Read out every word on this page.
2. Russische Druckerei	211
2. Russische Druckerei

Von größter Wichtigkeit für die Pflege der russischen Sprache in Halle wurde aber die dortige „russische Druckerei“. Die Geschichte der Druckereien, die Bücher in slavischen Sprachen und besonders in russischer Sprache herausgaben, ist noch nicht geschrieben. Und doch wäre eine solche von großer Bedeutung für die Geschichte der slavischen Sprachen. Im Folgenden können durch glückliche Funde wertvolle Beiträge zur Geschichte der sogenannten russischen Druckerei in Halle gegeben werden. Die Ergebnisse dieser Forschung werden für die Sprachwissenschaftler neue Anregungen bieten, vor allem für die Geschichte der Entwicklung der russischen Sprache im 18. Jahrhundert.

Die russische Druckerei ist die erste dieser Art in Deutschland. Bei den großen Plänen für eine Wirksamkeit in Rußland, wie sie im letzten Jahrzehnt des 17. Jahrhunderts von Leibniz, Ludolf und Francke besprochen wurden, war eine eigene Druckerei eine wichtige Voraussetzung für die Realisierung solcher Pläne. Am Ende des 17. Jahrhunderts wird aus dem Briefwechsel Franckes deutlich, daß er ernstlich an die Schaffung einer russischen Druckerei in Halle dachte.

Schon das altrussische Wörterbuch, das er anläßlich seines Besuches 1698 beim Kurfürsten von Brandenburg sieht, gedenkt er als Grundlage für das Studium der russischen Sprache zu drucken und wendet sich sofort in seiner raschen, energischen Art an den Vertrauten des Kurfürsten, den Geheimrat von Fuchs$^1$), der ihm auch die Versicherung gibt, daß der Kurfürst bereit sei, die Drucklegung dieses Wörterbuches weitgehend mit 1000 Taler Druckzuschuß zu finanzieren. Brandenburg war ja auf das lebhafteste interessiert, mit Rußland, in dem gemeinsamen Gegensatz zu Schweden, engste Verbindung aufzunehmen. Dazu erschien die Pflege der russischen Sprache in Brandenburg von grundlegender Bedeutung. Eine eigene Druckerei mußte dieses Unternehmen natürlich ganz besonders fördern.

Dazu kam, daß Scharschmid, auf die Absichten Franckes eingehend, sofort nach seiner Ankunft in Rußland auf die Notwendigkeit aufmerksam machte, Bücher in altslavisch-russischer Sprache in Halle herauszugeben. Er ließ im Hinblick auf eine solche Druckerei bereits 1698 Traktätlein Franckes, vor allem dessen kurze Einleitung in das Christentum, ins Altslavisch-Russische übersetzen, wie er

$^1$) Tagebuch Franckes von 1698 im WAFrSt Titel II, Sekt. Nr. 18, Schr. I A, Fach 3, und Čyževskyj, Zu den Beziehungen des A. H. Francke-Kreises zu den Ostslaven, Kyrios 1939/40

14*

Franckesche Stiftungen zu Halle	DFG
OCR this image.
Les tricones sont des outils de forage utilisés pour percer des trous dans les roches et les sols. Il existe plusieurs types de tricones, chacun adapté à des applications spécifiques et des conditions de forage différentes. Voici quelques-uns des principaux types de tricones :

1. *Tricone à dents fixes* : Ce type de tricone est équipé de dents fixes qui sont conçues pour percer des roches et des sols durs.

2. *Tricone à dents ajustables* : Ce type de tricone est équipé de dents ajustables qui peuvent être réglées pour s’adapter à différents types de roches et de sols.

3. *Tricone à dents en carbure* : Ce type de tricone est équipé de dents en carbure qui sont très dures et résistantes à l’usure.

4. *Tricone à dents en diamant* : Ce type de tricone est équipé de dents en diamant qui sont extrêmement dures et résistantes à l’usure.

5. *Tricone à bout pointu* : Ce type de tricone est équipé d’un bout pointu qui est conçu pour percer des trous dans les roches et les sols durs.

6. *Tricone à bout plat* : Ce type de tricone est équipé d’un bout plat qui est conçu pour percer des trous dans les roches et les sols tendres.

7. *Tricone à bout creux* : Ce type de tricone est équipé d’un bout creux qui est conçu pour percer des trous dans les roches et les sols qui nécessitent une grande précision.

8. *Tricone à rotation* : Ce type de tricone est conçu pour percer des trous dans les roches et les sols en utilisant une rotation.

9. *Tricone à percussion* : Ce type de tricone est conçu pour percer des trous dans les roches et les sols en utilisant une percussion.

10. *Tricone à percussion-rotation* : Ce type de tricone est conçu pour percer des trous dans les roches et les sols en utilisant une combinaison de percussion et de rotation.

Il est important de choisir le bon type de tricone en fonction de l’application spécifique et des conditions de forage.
___
Problem to solve
Note how many lines of the material contain the string "dents". Then report that number by itself.

Final result
4